- WRITTEN EXERCISE -
Rewrite the rows below from the first one through the row that contains "ray-gate bbox=[56, 315, 64, 328]", replacing "ray-gate" with "marker" and leaving everything else unchanged.

- SOURCE RECORDS -

_ _ _ _ _ _ _

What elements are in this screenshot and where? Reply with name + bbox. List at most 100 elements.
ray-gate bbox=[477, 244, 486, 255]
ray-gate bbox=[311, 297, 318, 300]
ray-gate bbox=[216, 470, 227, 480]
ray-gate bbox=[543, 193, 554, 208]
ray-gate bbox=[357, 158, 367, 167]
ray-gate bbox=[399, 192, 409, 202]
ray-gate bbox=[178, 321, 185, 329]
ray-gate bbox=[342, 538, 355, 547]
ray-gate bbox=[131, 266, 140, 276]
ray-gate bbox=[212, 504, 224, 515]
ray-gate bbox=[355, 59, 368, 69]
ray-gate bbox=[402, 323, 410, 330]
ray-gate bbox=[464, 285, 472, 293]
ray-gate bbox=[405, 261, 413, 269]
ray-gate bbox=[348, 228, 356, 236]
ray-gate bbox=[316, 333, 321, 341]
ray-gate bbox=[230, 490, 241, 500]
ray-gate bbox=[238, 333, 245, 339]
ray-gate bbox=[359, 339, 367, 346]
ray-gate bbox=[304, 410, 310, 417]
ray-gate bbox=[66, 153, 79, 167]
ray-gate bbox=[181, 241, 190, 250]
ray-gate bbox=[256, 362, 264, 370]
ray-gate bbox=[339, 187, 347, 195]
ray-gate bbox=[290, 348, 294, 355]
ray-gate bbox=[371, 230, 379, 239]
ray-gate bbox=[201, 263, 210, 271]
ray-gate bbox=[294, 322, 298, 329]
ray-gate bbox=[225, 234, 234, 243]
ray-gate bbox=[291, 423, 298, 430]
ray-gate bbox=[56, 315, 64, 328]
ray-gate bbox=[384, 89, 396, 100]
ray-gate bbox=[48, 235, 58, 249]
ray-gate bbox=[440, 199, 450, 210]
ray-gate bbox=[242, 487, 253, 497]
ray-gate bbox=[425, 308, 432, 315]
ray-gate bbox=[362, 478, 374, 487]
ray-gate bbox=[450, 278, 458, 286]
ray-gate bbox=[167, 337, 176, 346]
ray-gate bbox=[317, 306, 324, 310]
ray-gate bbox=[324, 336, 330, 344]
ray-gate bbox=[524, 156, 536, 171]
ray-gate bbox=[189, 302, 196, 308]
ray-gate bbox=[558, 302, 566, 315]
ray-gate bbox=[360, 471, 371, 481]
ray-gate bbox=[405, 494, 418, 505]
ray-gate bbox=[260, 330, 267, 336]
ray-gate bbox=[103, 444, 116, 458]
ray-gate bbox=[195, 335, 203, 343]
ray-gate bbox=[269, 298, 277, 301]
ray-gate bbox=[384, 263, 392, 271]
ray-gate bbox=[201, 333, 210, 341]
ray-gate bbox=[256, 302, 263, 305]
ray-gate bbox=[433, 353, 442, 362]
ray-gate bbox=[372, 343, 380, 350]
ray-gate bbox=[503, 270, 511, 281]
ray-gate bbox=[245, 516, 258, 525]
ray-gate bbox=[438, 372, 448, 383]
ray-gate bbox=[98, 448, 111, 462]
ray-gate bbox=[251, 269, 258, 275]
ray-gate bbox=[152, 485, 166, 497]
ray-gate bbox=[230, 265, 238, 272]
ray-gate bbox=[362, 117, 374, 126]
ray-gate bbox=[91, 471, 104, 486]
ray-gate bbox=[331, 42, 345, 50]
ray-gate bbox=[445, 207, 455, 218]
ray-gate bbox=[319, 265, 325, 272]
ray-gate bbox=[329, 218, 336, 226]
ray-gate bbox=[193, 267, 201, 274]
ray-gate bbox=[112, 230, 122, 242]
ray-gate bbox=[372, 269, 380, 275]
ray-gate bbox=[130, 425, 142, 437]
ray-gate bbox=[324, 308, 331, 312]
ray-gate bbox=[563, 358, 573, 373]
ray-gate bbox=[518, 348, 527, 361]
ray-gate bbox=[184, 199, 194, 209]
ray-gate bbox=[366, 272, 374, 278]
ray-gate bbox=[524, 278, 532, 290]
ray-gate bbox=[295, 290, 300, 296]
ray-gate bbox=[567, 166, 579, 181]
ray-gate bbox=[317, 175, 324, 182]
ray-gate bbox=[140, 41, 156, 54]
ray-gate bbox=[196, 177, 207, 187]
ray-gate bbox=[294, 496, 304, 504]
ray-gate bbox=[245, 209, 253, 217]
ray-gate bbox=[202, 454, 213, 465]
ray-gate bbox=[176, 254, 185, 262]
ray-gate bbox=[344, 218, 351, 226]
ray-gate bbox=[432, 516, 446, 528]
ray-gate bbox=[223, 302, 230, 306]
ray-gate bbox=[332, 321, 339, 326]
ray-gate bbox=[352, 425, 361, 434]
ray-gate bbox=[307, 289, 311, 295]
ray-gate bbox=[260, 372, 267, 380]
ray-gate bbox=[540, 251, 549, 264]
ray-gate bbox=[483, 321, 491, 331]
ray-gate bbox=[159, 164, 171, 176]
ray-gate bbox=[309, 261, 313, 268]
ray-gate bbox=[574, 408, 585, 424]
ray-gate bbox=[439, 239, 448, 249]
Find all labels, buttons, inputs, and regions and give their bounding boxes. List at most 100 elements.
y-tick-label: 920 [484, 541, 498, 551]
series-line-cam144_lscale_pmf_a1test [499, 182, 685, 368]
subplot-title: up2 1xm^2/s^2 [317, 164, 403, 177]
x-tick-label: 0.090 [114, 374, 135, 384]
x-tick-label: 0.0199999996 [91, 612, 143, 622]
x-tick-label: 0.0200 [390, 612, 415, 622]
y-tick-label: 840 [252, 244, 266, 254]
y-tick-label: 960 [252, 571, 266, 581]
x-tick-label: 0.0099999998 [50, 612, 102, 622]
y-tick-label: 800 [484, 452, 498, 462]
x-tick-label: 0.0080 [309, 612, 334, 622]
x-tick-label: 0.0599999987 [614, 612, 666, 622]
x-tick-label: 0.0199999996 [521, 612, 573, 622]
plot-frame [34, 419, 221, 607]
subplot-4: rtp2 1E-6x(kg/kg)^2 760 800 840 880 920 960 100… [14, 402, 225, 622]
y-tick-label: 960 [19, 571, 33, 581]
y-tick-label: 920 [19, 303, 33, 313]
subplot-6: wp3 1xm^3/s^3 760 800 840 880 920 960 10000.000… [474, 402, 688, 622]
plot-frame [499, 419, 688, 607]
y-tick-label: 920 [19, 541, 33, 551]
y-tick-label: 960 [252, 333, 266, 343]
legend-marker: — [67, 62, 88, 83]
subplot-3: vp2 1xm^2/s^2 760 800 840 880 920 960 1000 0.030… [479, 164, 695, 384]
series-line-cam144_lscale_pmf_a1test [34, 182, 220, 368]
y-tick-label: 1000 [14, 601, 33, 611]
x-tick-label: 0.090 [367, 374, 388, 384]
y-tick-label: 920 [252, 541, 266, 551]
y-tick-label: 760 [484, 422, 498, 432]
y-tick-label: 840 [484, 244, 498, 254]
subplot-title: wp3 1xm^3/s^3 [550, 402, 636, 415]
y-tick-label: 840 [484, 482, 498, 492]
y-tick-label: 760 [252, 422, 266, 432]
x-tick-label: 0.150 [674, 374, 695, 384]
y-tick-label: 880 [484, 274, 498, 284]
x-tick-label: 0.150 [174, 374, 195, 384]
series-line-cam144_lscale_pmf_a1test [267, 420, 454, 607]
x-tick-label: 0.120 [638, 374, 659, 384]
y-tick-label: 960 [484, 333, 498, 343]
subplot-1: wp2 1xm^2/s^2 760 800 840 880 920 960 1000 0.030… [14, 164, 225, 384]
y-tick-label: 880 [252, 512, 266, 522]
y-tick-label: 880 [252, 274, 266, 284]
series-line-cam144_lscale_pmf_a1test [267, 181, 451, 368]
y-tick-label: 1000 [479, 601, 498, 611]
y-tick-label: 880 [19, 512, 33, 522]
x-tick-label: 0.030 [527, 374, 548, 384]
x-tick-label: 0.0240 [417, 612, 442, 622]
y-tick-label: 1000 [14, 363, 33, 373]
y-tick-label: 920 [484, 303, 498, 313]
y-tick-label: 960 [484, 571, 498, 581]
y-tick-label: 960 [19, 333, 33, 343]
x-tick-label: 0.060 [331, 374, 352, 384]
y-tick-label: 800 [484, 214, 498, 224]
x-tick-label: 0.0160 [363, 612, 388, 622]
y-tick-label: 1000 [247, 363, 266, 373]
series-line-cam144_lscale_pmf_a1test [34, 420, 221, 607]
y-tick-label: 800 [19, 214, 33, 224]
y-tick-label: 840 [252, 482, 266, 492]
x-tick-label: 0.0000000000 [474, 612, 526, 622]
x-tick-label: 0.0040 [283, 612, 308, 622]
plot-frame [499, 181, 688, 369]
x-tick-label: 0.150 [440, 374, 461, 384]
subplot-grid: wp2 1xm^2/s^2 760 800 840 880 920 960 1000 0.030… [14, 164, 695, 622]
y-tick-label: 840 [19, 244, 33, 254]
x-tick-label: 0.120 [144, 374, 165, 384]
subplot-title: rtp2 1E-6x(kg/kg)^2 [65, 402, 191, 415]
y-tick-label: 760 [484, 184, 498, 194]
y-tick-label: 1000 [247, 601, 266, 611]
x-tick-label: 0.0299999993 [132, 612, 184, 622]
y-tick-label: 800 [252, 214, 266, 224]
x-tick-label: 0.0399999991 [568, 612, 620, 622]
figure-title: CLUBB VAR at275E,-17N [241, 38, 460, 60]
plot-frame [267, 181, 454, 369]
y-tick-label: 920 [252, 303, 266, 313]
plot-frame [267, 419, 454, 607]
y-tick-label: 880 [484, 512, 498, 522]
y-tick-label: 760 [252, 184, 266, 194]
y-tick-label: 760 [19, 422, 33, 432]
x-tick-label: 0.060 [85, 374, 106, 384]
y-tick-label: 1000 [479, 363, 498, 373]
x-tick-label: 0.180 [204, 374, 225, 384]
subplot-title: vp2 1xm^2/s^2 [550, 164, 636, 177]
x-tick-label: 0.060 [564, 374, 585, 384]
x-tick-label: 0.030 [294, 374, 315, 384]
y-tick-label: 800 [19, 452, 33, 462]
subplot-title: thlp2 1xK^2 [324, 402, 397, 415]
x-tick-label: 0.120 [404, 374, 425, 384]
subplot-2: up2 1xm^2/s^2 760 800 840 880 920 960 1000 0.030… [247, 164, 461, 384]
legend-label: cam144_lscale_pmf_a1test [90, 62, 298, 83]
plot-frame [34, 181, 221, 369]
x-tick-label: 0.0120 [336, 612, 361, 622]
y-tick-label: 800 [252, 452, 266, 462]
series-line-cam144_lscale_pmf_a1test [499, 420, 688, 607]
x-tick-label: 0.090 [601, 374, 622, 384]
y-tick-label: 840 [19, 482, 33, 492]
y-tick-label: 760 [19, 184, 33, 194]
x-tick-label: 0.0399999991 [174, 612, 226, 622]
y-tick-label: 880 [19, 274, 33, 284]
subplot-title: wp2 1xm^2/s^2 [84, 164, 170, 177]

_ _ _ _ _ _ _

- RESULT -
What elements are in this screenshot and where? Reply with name + bbox. List at most 100 elements.
marker bbox=[477, 244, 486, 255]
marker bbox=[311, 297, 318, 300]
marker bbox=[216, 470, 227, 480]
marker bbox=[543, 193, 554, 208]
marker bbox=[357, 158, 367, 167]
marker bbox=[399, 192, 409, 202]
marker bbox=[178, 321, 185, 329]
marker bbox=[342, 538, 355, 547]
marker bbox=[131, 266, 140, 276]
marker bbox=[212, 504, 224, 515]
marker bbox=[355, 59, 368, 69]
marker bbox=[402, 323, 410, 330]
marker bbox=[464, 285, 472, 293]
marker bbox=[405, 261, 413, 269]
marker bbox=[348, 228, 356, 236]
marker bbox=[316, 333, 321, 341]
marker bbox=[230, 490, 241, 500]
marker bbox=[238, 333, 245, 339]
marker bbox=[359, 339, 367, 346]
marker bbox=[304, 410, 310, 417]
marker bbox=[66, 153, 79, 167]
marker bbox=[181, 241, 190, 250]
marker bbox=[256, 362, 264, 370]
marker bbox=[339, 187, 347, 195]
marker bbox=[290, 348, 294, 355]
marker bbox=[371, 230, 379, 239]
marker bbox=[201, 263, 210, 271]
marker bbox=[294, 322, 298, 329]
marker bbox=[225, 234, 234, 243]
marker bbox=[291, 423, 298, 430]
marker bbox=[56, 315, 64, 328]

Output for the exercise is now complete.